*What you have to do*:
Count the lines in the entries below that include the word "Mikołajczyk". Give nothing but the number.

*Dataset records*:

_ _ _ _

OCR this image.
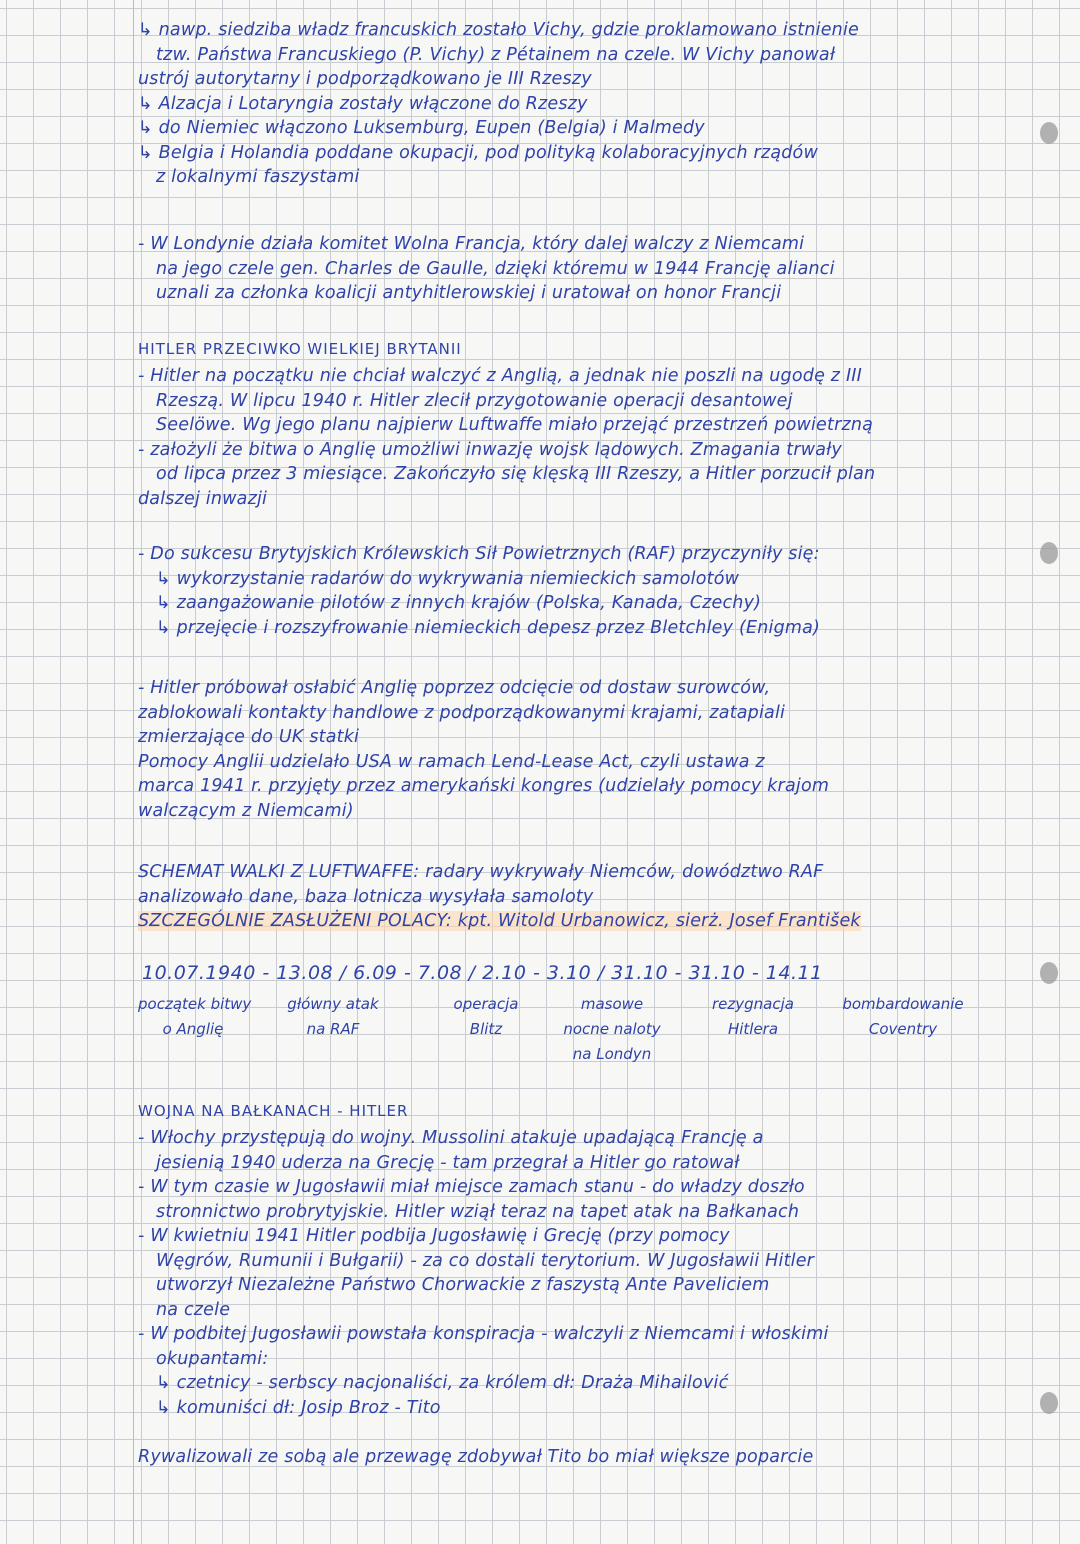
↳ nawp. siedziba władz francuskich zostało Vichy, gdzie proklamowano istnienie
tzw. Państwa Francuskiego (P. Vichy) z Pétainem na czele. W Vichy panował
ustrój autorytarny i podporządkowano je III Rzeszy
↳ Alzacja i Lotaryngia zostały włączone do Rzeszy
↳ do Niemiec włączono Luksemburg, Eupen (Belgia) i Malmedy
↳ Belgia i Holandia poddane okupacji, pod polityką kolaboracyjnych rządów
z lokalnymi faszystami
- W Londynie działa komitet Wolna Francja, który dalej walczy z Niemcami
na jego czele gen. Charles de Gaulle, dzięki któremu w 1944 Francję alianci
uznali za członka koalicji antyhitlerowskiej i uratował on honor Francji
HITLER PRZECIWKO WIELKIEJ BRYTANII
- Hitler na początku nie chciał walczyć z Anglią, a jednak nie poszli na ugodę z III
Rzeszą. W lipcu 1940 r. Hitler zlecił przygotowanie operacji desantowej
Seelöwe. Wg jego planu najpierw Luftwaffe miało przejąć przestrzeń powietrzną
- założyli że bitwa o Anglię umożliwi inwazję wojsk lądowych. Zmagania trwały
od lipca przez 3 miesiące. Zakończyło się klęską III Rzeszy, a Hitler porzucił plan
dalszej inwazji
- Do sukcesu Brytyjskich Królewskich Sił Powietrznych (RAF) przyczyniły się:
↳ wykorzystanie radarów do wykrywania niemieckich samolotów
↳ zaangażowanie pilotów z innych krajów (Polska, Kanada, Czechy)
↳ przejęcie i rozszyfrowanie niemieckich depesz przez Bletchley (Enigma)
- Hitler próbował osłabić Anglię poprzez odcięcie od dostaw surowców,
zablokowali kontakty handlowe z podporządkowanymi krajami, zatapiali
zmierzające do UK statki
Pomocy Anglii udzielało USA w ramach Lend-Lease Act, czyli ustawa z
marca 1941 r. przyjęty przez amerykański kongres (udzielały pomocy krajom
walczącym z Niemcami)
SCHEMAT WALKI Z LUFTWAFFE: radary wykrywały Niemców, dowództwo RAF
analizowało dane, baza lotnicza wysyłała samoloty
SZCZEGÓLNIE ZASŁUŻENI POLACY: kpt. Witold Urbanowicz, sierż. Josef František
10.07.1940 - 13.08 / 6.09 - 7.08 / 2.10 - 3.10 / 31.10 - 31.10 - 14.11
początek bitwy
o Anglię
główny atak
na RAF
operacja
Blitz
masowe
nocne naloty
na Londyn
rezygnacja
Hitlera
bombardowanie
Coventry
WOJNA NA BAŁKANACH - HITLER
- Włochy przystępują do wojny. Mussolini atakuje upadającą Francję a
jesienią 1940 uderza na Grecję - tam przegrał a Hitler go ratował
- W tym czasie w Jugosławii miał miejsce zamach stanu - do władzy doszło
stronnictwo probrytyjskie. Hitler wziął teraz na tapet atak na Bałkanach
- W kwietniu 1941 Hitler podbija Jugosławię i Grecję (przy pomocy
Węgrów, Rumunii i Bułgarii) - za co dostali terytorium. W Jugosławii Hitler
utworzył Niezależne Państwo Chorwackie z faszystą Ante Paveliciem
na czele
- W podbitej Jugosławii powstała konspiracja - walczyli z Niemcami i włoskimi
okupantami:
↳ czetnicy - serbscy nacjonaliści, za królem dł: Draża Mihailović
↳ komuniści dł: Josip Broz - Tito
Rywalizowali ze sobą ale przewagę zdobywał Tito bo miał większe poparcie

_ _ _ _

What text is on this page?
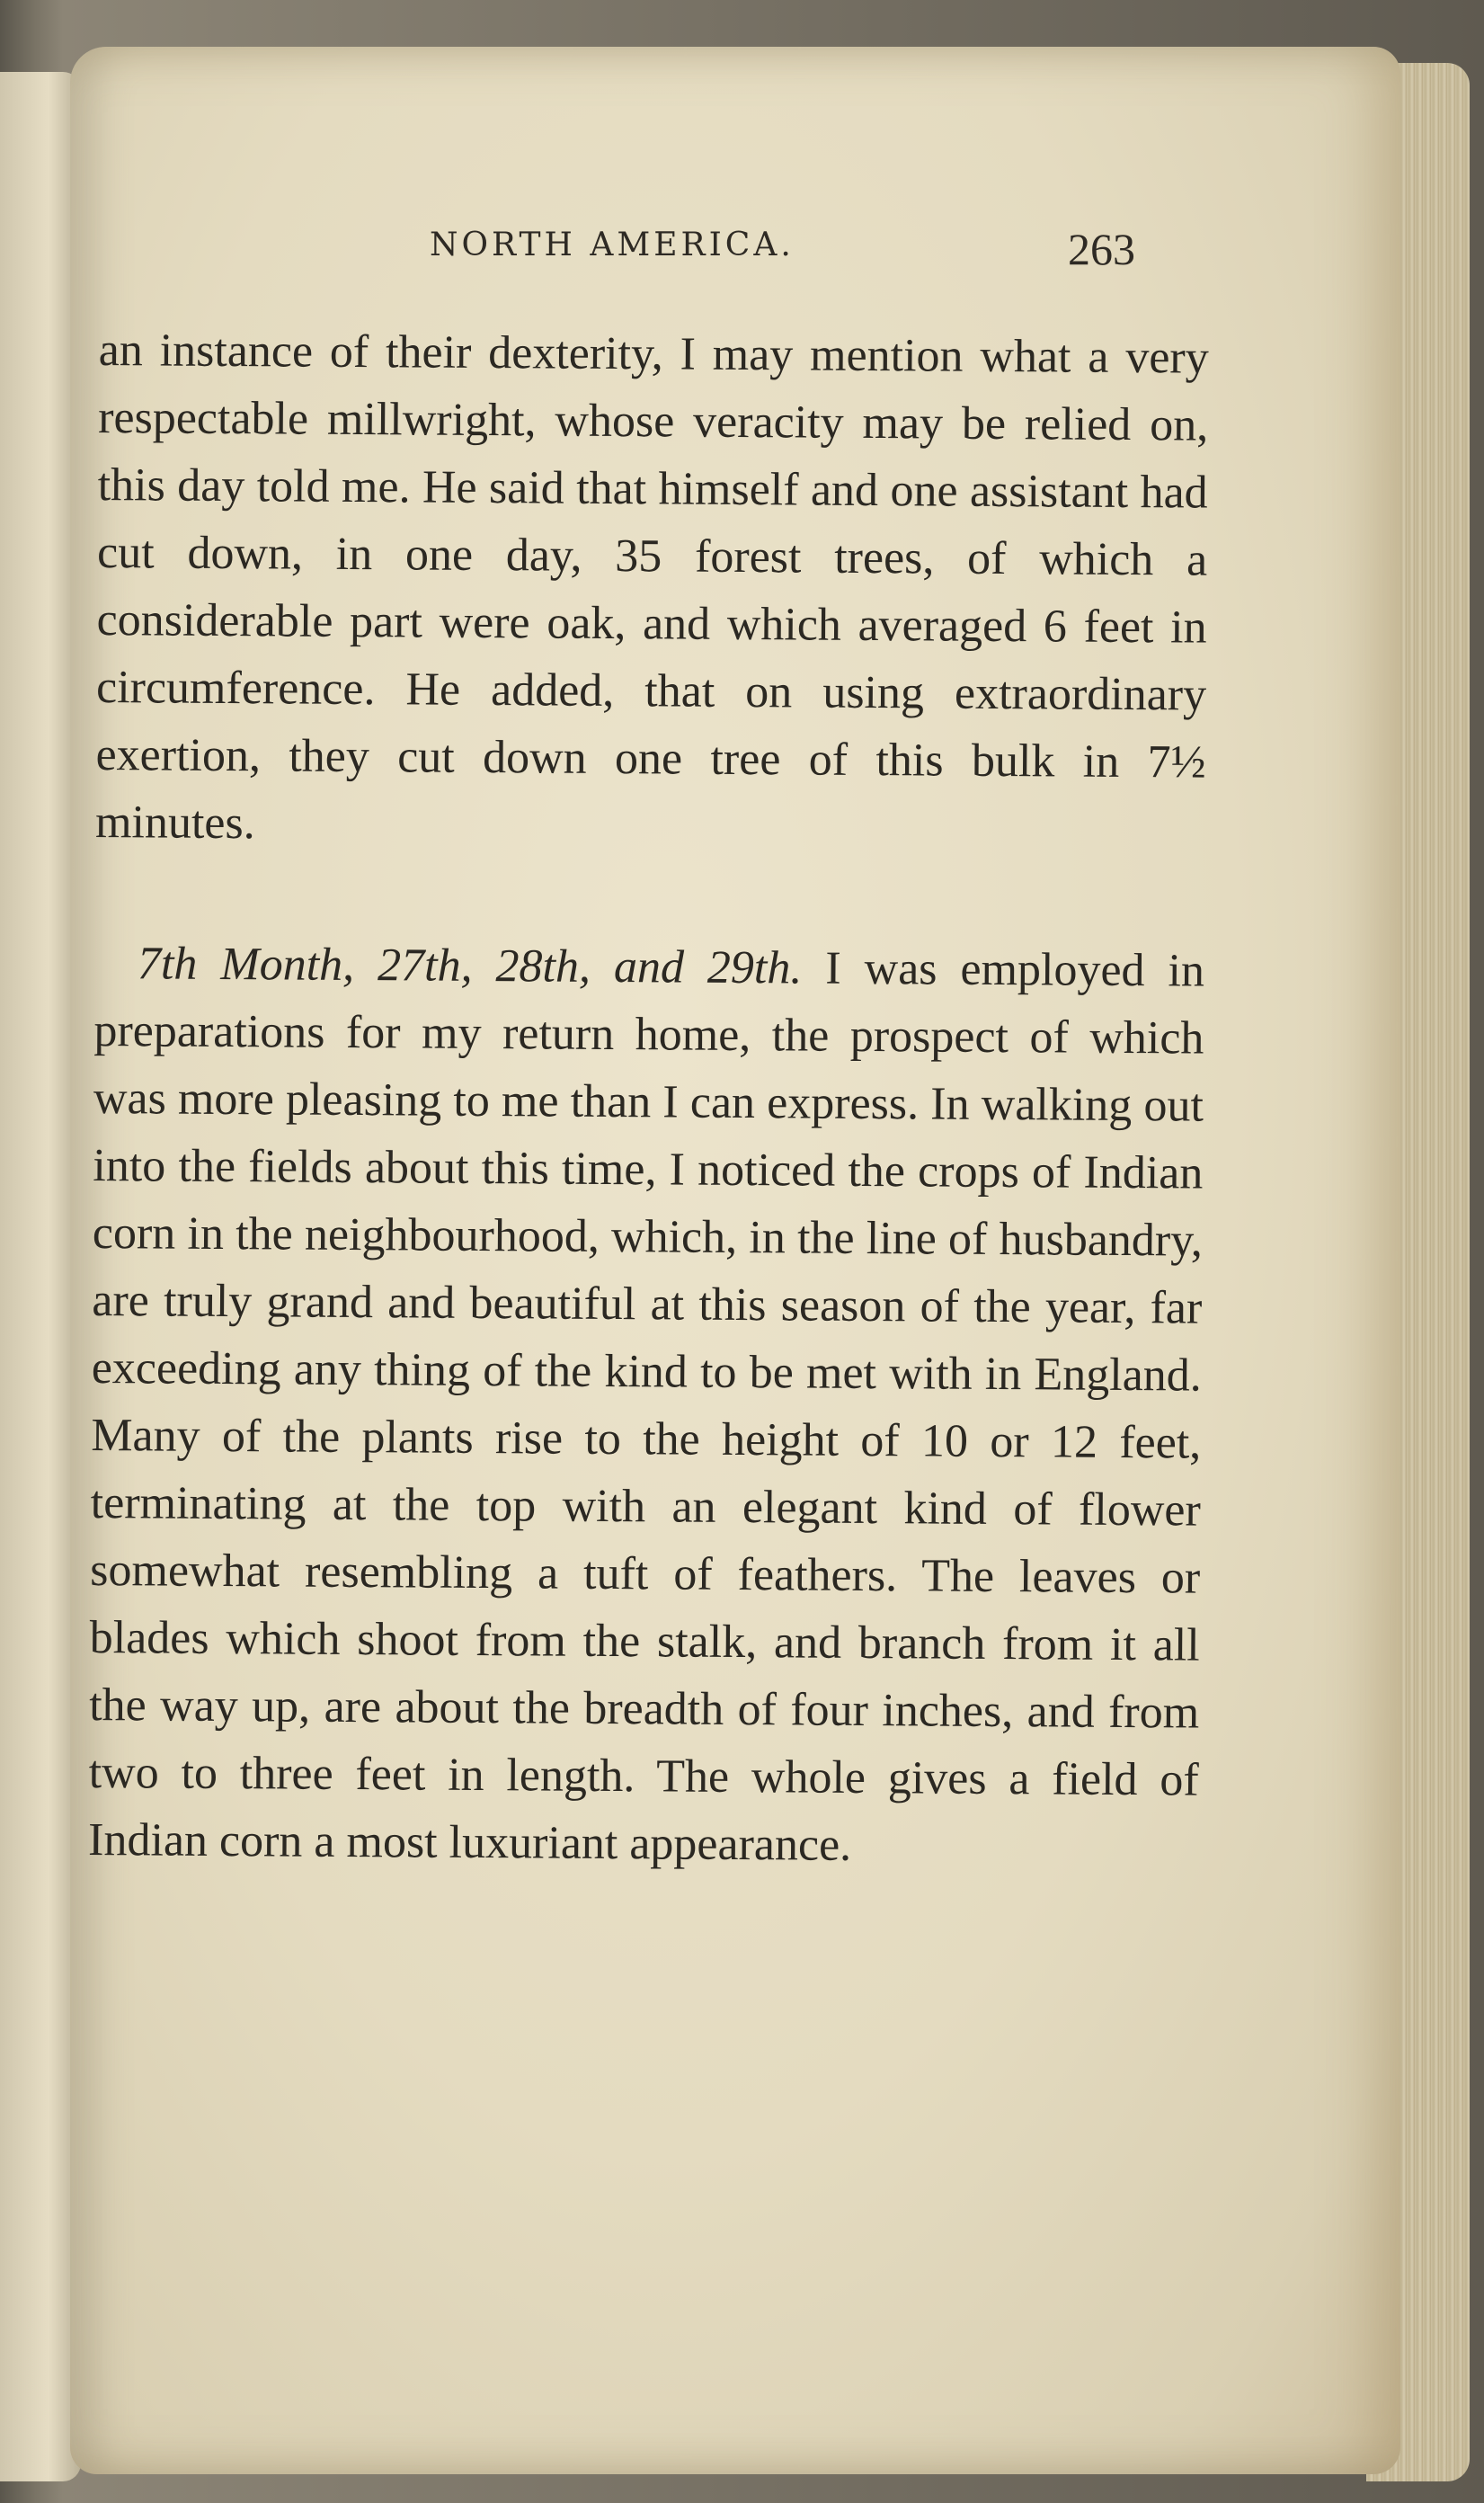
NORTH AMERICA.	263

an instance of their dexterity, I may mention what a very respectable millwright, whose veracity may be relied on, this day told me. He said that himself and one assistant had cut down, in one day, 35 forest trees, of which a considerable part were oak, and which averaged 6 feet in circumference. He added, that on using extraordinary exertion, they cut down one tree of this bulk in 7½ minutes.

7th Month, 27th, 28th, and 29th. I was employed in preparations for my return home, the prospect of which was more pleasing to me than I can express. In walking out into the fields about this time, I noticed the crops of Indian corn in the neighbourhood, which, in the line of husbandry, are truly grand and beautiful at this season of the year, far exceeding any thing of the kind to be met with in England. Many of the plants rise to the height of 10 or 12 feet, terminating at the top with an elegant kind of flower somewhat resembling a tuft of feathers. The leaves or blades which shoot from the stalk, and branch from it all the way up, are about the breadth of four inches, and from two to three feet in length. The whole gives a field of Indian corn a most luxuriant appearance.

_ _ _ _

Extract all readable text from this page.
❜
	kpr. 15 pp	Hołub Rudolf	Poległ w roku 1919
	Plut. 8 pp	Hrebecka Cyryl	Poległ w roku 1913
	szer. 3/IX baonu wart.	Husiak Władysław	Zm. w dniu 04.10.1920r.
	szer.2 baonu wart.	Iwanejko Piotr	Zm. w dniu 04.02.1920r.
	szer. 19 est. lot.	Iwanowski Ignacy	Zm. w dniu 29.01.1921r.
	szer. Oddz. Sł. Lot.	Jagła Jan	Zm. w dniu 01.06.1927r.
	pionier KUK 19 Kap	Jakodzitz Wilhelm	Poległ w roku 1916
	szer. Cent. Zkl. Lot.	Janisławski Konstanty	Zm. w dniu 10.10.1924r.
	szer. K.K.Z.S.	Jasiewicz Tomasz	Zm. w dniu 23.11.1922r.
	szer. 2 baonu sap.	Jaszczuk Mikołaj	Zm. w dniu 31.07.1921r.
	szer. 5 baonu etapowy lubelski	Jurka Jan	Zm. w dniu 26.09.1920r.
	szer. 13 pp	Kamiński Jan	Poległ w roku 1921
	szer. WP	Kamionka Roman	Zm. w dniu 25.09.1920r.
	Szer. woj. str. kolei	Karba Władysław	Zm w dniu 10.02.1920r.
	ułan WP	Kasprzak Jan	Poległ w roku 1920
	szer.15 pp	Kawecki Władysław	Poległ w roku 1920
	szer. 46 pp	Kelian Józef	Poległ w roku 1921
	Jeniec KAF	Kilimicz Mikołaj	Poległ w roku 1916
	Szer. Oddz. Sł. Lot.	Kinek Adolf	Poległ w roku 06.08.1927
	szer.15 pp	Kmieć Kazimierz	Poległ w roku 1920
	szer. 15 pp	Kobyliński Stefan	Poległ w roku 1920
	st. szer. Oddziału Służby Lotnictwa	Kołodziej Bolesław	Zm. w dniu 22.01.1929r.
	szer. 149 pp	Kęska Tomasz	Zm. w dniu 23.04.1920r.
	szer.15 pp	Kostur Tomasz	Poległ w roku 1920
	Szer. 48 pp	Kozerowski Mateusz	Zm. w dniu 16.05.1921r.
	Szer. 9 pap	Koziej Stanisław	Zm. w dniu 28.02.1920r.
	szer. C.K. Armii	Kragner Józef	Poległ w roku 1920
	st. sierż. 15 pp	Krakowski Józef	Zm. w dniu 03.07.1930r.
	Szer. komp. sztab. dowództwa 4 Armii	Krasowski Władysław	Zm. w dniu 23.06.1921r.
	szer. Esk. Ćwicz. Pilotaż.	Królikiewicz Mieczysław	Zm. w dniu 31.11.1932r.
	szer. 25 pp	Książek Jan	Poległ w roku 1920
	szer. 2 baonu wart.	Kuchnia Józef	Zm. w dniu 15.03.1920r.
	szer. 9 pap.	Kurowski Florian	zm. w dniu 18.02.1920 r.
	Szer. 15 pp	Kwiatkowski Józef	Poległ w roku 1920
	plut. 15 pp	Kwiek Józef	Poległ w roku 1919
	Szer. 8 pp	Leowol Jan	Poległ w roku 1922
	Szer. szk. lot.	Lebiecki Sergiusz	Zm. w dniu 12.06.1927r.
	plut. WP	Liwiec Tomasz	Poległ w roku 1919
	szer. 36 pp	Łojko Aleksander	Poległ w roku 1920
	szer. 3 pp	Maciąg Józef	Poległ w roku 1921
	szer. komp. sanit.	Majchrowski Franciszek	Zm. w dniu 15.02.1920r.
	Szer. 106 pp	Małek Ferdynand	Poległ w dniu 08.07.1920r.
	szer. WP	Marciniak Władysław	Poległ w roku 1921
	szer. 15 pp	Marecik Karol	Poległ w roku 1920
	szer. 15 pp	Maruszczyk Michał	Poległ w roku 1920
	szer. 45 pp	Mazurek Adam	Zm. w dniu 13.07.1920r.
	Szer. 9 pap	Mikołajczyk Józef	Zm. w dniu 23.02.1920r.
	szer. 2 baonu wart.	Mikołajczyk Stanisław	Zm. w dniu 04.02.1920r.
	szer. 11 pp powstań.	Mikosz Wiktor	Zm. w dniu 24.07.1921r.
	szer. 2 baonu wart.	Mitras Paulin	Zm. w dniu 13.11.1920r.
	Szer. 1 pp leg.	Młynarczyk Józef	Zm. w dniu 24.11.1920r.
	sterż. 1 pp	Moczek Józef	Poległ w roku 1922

_ _ _ _

*Result for this task*:
2